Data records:
══════════

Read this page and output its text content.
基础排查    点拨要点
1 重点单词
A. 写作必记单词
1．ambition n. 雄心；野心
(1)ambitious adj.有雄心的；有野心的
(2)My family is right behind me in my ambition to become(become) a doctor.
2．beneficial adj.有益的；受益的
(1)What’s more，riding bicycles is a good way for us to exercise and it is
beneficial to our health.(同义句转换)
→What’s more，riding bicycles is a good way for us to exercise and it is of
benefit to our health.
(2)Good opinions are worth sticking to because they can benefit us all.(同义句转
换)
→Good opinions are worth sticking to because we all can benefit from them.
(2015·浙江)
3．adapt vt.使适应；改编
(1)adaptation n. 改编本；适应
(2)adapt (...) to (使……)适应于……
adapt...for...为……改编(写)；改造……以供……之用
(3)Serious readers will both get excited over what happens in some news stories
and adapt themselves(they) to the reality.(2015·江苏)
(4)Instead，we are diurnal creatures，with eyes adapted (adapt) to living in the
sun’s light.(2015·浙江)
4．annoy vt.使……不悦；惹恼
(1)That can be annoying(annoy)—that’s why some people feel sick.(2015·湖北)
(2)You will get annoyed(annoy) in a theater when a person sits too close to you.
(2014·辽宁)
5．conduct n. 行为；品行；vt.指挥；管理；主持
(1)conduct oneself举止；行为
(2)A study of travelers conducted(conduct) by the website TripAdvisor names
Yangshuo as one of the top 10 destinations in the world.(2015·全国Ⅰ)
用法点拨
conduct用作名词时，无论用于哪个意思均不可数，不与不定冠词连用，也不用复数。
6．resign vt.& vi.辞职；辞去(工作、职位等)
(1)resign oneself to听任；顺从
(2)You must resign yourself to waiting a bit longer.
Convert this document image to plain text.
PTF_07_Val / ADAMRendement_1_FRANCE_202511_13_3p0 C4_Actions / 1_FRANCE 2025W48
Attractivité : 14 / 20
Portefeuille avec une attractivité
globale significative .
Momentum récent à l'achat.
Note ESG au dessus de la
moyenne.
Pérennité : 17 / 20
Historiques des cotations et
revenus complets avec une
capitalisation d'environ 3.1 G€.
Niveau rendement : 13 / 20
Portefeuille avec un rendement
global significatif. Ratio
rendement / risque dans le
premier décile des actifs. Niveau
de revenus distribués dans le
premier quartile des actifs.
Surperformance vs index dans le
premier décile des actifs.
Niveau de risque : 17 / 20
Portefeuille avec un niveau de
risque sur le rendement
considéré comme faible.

══════════

PROBLEM REQUIREMENTS — Select every line of the records holding the string "dans".

EXERCISE RESULT —
rendement / risque dans le
de revenus distribués dans le
Surperformance vs index dans le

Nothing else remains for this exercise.